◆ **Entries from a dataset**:
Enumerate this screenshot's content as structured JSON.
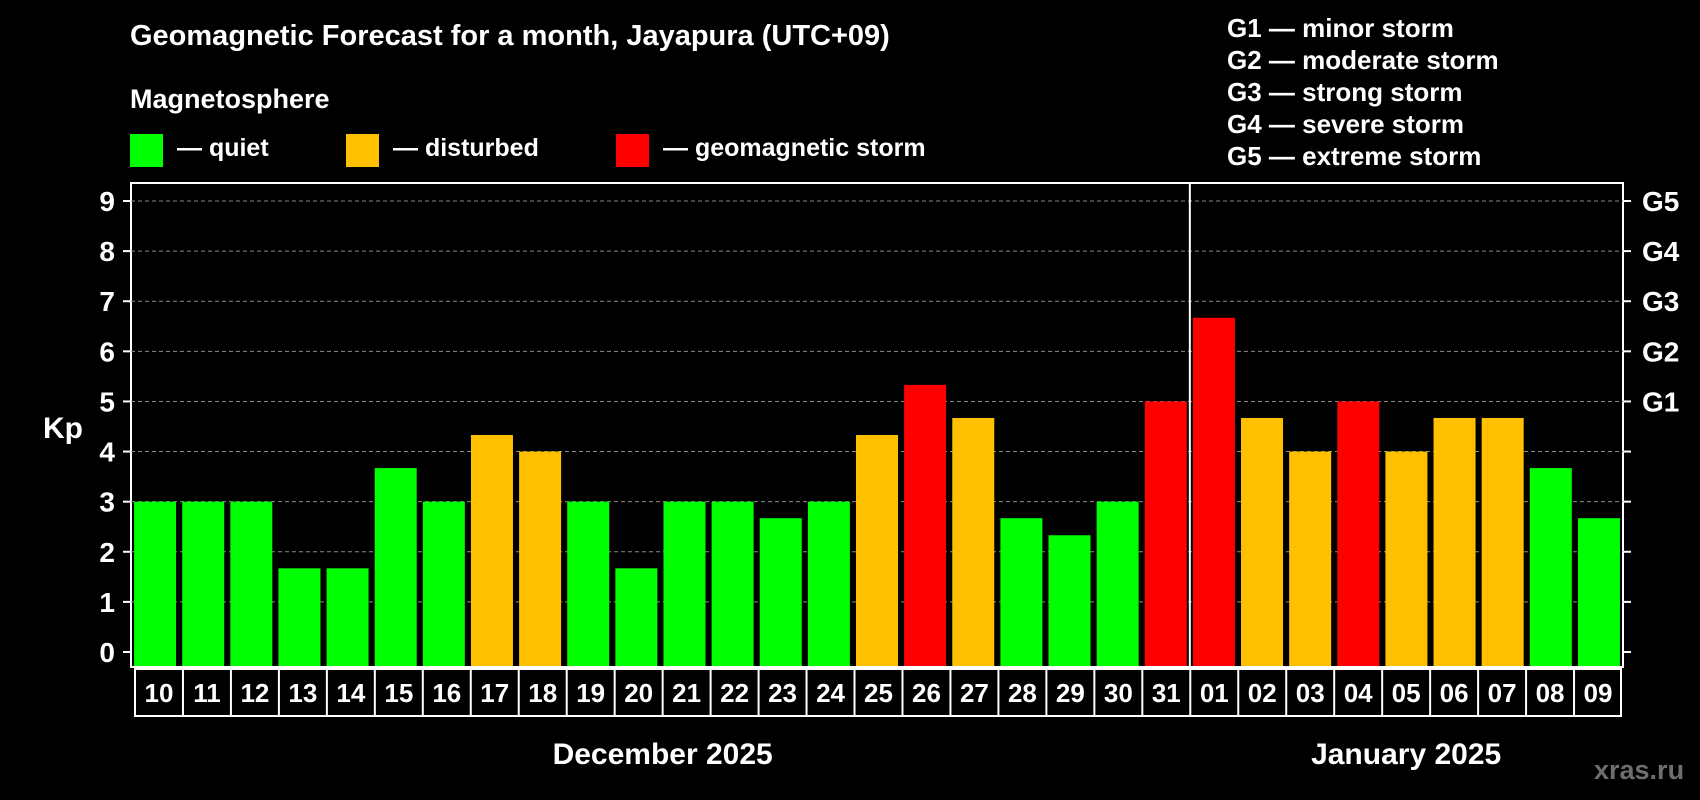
{
  "title": "Geomagnetic Forecast for a month, Jayapura (UTC+09)",
  "legend": {
    "heading": "Magnetosphere",
    "items": [
      {
        "label": "— quiet",
        "color": "#00ff00"
      },
      {
        "label": "— disturbed",
        "color": "#ffc000"
      },
      {
        "label": "— geomagnetic storm",
        "color": "#ff0000"
      }
    ]
  },
  "g_scale": [
    "G1 — minor storm",
    "G2 — moderate storm",
    "G3 — strong storm",
    "G4 — severe storm",
    "G5 — extreme storm"
  ],
  "watermark": "xras.ru",
  "colors": {
    "quiet": "#00ff00",
    "disturbed": "#ffc000",
    "storm": "#ff0000"
  },
  "chart_data": {
    "type": "bar",
    "title": "Geomagnetic Forecast for a month, Jayapura (UTC+09)",
    "ylabel": "Kp",
    "ylim": [
      0,
      9
    ],
    "yticks": [
      "0",
      "1",
      "2",
      "3",
      "4",
      "5",
      "6",
      "7",
      "8",
      "9"
    ],
    "right_ticks": [
      {
        "value": 5,
        "label": "G1"
      },
      {
        "value": 6,
        "label": "G2"
      },
      {
        "value": 7,
        "label": "G3"
      },
      {
        "value": 8,
        "label": "G4"
      },
      {
        "value": 9,
        "label": "G5"
      }
    ],
    "grid": true,
    "categories": [
      "10",
      "11",
      "12",
      "13",
      "14",
      "15",
      "16",
      "17",
      "18",
      "19",
      "20",
      "21",
      "22",
      "23",
      "24",
      "25",
      "26",
      "27",
      "28",
      "29",
      "30",
      "31",
      "01",
      "02",
      "03",
      "04",
      "05",
      "06",
      "07",
      "08",
      "09"
    ],
    "values": [
      3,
      3,
      3,
      1.67,
      1.67,
      3.67,
      3,
      4.33,
      4,
      3,
      1.67,
      3,
      3,
      2.67,
      3,
      4.33,
      5.33,
      4.67,
      2.67,
      2.33,
      3,
      5,
      6.67,
      4.67,
      4,
      5,
      4,
      4.67,
      4.67,
      3.67,
      2.67
    ],
    "levels": [
      "quiet",
      "quiet",
      "quiet",
      "quiet",
      "quiet",
      "quiet",
      "quiet",
      "disturbed",
      "disturbed",
      "quiet",
      "quiet",
      "quiet",
      "quiet",
      "quiet",
      "quiet",
      "disturbed",
      "storm",
      "disturbed",
      "quiet",
      "quiet",
      "quiet",
      "storm",
      "storm",
      "disturbed",
      "disturbed",
      "storm",
      "disturbed",
      "disturbed",
      "disturbed",
      "quiet",
      "quiet"
    ],
    "month_labels": [
      {
        "label": "December 2025",
        "first_index": 0,
        "last_index": 21
      },
      {
        "label": "January 2025",
        "first_index": 22,
        "last_index": 30
      }
    ],
    "divider_after_index": 21
  }
}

◆ **Exercise details**: Set down the lines of the records above exactly, apart from the pictures.

◆ **Finished task**:
Enumerate this screenshot's content as structured JSON.
{
  "title": "Geomagnetic Forecast for a month, Jayapura (UTC+09)",
  "legend": {
    "heading": "Magnetosphere",
    "items": [
      {
        "label": "— quiet",
        "color": "#00ff00"
      },
      {
        "label": "— disturbed",
        "color": "#ffc000"
      },
      {
        "label": "— geomagnetic storm",
        "color": "#ff0000"
      }
    ]
  },
  "g_scale": [
    "G1 — minor storm",
    "G2 — moderate storm",
    "G3 — strong storm",
    "G4 — severe storm",
    "G5 — extreme storm"
  ],
  "watermark": "xras.ru",
  "colors": {
    "quiet": "#00ff00",
    "disturbed": "#ffc000",
    "storm": "#ff0000"
  },
  "chart_data": {
    "type": "bar",
    "title": "Geomagnetic Forecast for a month, Jayapura (UTC+09)",
    "ylabel": "Kp",
    "ylim": [
      0,
      9
    ],
    "yticks": [
      "0",
      "1",
      "2",
      "3",
      "4",
      "5",
      "6",
      "7",
      "8",
      "9"
    ],
    "right_ticks": [
      {
        "value": 5,
        "label": "G1"
      },
      {
        "value": 6,
        "label": "G2"
      },
      {
        "value": 7,
        "label": "G3"
      },
      {
        "value": 8,
        "label": "G4"
      },
      {
        "value": 9,
        "label": "G5"
      }
    ],
    "grid": true,
    "categories": [
      "10",
      "11",
      "12",
      "13",
      "14",
      "15",
      "16",
      "17",
      "18",
      "19",
      "20",
      "21",
      "22",
      "23",
      "24",
      "25",
      "26",
      "27",
      "28",
      "29",
      "30",
      "31",
      "01",
      "02",
      "03",
      "04",
      "05",
      "06",
      "07",
      "08",
      "09"
    ],
    "values": [
      3,
      3,
      3,
      1.67,
      1.67,
      3.67,
      3,
      4.33,
      4,
      3,
      1.67,
      3,
      3,
      2.67,
      3,
      4.33,
      5.33,
      4.67,
      2.67,
      2.33,
      3,
      5,
      6.67,
      4.67,
      4,
      5,
      4,
      4.67,
      4.67,
      3.67,
      2.67
    ],
    "levels": [
      "quiet",
      "quiet",
      "quiet",
      "quiet",
      "quiet",
      "quiet",
      "quiet",
      "disturbed",
      "disturbed",
      "quiet",
      "quiet",
      "quiet",
      "quiet",
      "quiet",
      "quiet",
      "disturbed",
      "storm",
      "disturbed",
      "quiet",
      "quiet",
      "quiet",
      "storm",
      "storm",
      "disturbed",
      "disturbed",
      "storm",
      "disturbed",
      "disturbed",
      "disturbed",
      "quiet",
      "quiet"
    ],
    "month_labels": [
      {
        "label": "December 2025",
        "first_index": 0,
        "last_index": 21
      },
      {
        "label": "January 2025",
        "first_index": 22,
        "last_index": 30
      }
    ],
    "divider_after_index": 21
  }
}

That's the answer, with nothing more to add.